• _Requirement 1_
Answer these questions about the Redis replication text, giving each answer on its own line with the same letter:
(a) Is Redis replication push-based or pull-based?
(b) In pull-based replication, which side is responsible for fetching updates?
(c) What does Redis do when a write command is executed on the master?

Redis Replication Internals

One of the most fundamental design decisions in Redis replication is that it’s push-based rather than pull-based. This means the master (or primary) actively sends data to replicas, rather than replicas polling the master for updates.

But why did Redis make this choice? What are the trade-offs? And how does this affect your production systems? Let’s dive deep into the engineering reasoning behind this decision.

Push vs. Pull Replication

Before we explore Redis specifically, let’s establish what we mean by push and pull replication models.

Pull-based replication: Replicas periodically ask the master, “What’s new?” The replica is responsible for fetching updates. Think of it like checking your mailbox; you decide when to check, and you pull out whatever’s there.

Redis uses the push model. When a write command is executed on the master, Redis propagates that command to all connected replicas immediately (or as immediately as the network allows).

Redis Replication

To understand why push makes sense, we need to understand how Redis replication actually works.

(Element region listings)
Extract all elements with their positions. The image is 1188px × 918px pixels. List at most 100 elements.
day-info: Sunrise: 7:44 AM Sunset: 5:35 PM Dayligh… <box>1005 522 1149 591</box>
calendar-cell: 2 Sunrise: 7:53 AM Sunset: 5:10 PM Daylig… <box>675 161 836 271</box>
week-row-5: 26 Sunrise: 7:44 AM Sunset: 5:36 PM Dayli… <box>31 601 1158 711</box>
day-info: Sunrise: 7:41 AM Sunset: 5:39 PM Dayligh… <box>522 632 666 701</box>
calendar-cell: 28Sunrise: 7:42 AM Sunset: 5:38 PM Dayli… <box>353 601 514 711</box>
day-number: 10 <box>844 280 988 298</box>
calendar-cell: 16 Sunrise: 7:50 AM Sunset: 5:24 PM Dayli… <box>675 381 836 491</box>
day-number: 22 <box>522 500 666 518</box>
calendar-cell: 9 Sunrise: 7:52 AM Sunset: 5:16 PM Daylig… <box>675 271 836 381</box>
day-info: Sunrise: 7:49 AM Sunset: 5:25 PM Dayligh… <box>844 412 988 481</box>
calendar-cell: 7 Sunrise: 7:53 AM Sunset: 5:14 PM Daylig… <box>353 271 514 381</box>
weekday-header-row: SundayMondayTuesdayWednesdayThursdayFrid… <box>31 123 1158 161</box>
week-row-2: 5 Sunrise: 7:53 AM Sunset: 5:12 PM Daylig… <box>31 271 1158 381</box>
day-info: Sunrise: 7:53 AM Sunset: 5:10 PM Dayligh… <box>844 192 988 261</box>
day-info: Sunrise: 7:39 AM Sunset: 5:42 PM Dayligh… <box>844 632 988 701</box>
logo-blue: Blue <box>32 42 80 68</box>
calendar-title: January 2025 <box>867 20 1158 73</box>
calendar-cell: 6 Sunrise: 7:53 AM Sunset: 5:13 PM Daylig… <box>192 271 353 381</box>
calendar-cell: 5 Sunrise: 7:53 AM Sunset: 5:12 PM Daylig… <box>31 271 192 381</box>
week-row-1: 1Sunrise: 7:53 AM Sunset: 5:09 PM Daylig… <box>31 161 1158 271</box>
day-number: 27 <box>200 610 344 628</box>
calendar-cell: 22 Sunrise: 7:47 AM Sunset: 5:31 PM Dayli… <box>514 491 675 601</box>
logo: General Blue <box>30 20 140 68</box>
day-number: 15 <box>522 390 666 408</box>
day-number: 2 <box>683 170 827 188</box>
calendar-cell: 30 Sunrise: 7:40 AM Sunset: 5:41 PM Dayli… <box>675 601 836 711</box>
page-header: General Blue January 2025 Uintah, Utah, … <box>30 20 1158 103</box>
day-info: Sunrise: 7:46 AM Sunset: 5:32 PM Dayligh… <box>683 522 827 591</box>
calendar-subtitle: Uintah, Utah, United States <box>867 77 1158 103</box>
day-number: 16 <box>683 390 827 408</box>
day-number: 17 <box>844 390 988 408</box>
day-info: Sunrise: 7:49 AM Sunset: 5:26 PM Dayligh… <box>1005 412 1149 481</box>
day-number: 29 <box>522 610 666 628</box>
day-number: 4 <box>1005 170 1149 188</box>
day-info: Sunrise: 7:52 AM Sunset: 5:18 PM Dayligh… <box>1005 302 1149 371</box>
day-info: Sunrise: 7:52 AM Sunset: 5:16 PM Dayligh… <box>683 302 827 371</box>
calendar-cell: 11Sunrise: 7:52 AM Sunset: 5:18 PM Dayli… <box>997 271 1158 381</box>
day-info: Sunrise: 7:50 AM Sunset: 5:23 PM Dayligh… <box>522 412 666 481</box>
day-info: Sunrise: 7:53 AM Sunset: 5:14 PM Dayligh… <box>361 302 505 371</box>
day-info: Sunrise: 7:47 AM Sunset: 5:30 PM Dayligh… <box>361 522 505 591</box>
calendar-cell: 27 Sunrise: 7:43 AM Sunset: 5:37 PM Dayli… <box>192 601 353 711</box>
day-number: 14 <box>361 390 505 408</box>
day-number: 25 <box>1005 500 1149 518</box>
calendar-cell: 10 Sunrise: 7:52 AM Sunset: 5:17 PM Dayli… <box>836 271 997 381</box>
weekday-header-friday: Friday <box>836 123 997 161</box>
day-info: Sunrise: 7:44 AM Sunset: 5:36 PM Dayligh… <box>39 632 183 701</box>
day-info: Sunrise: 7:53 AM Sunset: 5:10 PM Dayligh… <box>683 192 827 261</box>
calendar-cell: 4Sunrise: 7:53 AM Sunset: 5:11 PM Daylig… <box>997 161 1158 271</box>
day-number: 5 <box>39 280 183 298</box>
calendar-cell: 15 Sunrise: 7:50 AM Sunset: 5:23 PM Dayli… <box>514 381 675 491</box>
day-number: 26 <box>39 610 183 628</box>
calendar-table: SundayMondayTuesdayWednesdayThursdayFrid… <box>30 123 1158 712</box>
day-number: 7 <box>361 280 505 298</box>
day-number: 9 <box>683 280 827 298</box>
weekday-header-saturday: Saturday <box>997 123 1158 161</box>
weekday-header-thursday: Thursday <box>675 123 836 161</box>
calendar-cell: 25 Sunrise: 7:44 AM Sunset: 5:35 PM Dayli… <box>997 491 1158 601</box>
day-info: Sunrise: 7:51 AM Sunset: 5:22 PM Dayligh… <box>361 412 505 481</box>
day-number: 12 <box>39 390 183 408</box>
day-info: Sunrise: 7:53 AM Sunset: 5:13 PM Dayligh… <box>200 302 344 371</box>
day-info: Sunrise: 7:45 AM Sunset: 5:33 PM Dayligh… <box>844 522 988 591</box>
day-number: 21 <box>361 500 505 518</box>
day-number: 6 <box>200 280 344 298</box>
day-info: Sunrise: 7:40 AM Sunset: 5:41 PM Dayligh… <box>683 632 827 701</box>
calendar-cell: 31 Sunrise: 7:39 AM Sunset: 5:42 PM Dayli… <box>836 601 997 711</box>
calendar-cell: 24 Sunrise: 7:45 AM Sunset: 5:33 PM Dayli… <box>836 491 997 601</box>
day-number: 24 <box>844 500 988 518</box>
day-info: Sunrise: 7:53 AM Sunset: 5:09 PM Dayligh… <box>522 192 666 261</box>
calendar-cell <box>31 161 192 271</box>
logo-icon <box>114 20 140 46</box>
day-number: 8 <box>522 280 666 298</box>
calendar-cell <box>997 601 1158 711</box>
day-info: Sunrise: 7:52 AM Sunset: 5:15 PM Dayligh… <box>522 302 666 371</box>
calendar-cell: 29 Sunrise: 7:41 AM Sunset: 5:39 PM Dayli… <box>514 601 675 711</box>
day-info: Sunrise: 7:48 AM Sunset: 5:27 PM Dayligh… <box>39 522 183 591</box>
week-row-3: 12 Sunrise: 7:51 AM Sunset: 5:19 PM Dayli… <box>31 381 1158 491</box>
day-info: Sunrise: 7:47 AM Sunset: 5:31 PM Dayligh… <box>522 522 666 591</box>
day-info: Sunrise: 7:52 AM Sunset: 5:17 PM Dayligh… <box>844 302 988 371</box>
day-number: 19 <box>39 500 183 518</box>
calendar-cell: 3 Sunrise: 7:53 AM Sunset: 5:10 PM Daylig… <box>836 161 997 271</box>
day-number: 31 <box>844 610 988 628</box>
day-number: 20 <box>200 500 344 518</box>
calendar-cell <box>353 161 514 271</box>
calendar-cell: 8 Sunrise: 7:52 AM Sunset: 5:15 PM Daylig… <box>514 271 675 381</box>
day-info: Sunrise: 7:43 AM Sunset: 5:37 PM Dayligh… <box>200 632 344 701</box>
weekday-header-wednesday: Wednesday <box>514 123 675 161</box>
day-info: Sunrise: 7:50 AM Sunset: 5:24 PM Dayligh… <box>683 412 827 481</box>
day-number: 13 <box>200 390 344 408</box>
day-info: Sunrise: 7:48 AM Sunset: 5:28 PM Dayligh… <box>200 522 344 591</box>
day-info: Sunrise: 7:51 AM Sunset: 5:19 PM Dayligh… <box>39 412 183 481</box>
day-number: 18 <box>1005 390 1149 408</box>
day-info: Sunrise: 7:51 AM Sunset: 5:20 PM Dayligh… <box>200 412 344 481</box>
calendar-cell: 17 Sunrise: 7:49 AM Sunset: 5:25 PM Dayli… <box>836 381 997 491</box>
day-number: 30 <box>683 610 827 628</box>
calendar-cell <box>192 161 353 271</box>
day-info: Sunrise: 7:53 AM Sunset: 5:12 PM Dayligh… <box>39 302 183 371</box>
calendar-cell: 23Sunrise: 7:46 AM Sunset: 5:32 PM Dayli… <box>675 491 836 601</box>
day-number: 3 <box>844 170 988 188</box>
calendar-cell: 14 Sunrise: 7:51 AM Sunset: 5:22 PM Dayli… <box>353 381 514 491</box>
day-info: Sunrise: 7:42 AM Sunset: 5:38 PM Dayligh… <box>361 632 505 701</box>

• _Requirement 2_
Replace "day-info" with "day-details" in the records, starting with their first line and going on through the line with "calendar-cell: 28Sunrise: 7:42". Give those lines back with nothing else changed.

• _Response 1_
(a) Push-based.
(b) The replica.
(c) It propagates that command to all connected replicas immediately, or as immediately as the network allows.

• _Response 2_
Extract all elements with their positions. The image is 1188px × 918px pixels. List at most 100 elements.
day-details: Sunrise: 7:44 AM Sunset: 5:35 PM Dayligh… <box>1005 522 1149 591</box>
calendar-cell: 2 Sunrise: 7:53 AM Sunset: 5:10 PM Daylig… <box>675 161 836 271</box>
week-row-5: 26 Sunrise: 7:44 AM Sunset: 5:36 PM Dayli… <box>31 601 1158 711</box>
day-details: Sunrise: 7:41 AM Sunset: 5:39 PM Dayligh… <box>522 632 666 701</box>
calendar-cell: 28Sunrise: 7:42 AM Sunset: 5:38 PM Dayli… <box>353 601 514 711</box>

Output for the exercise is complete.